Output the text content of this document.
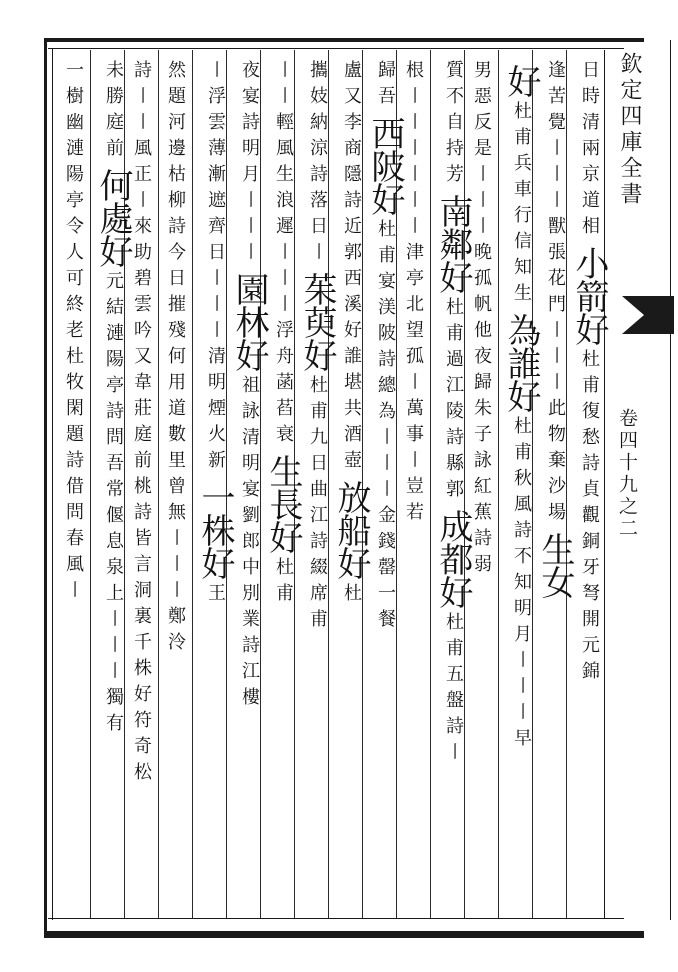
欽定四庫全書
卷四十九之二
日時清兩京道相小箭好杜甫復愁詩貞觀銅牙弩開元錦
逢苦覺〡〡〡獸張花門〡〡〡此物棄沙場生女
好杜甫兵車行信知生為誰好杜甫秋風詩不知明月〡〡〡早
男惡反是〡〡〡晚孤帆他夜歸朱子詠紅蕉詩弱
質不自持芳南鄰好杜甫過江陵詩縣郭成都好杜甫五盤詩〡
根〡〡〡〡〡〡津亭北望孤〡萬事〡豈若
歸吾西陂好杜甫宴渼陂詩總為〡〡〡金錢罄一餐
盧又李商隱詩近郭西溪好誰堪共酒壺放船好杜
攜妓納涼詩落日〡茱萸好杜甫九日曲江詩綴席甫
〡〡輕風生浪遲〡〡〡浮舟菡萏衰生長好杜甫
夜宴詩明月〡〡〡園林好祖詠清明宴劉郎中別業詩江樓
〡浮雲薄漸遮齊日〡〡〡清明煙火新一株好王
然題河邊枯柳詩今日摧殘何用道數里曾無〡〡〡鄭泠
詩〡〡風正〡來助碧雲吟又韋莊庭前桃詩皆言洞裏千株好符奇松
未勝庭前何處好元結漣陽亭詩問吾常偃息泉上〡〡〡獨有
一樹幽漣陽亭令人可終老杜牧閑題詩借問春風〡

* * * * * * * * *

### CHALLENGE
Without the pictures, extract every entry verbatim.

### EXERCISE ANSWER
Output the text content of this document.
欽定四庫全書
卷四十九之二
日時清兩京道相小箭好杜甫復愁詩貞觀銅牙弩開元錦
逢苦覺〡〡〡獸張花門〡〡〡此物棄沙場生女
好杜甫兵車行信知生為誰好杜甫秋風詩不知明月〡〡〡早
男惡反是〡〡〡晚孤帆他夜歸朱子詠紅蕉詩弱
質不自持芳南鄰好杜甫過江陵詩縣郭成都好杜甫五盤詩〡
根〡〡〡〡〡〡津亭北望孤〡萬事〡豈若
歸吾西陂好杜甫宴渼陂詩總為〡〡〡金錢罄一餐
盧又李商隱詩近郭西溪好誰堪共酒壺放船好杜
攜妓納涼詩落日〡茱萸好杜甫九日曲江詩綴席甫
〡〡輕風生浪遲〡〡〡浮舟菡萏衰生長好杜甫
夜宴詩明月〡〡〡園林好祖詠清明宴劉郎中別業詩江樓
〡浮雲薄漸遮齊日〡〡〡清明煙火新一株好王
然題河邊枯柳詩今日摧殘何用道數里曾無〡〡〡鄭泠
詩〡〡風正〡來助碧雲吟又韋莊庭前桃詩皆言洞裏千株好符奇松
未勝庭前何處好元結漣陽亭詩問吾常偃息泉上〡〡〡獨有
一樹幽漣陽亭令人可終老杜牧閑題詩借問春風〡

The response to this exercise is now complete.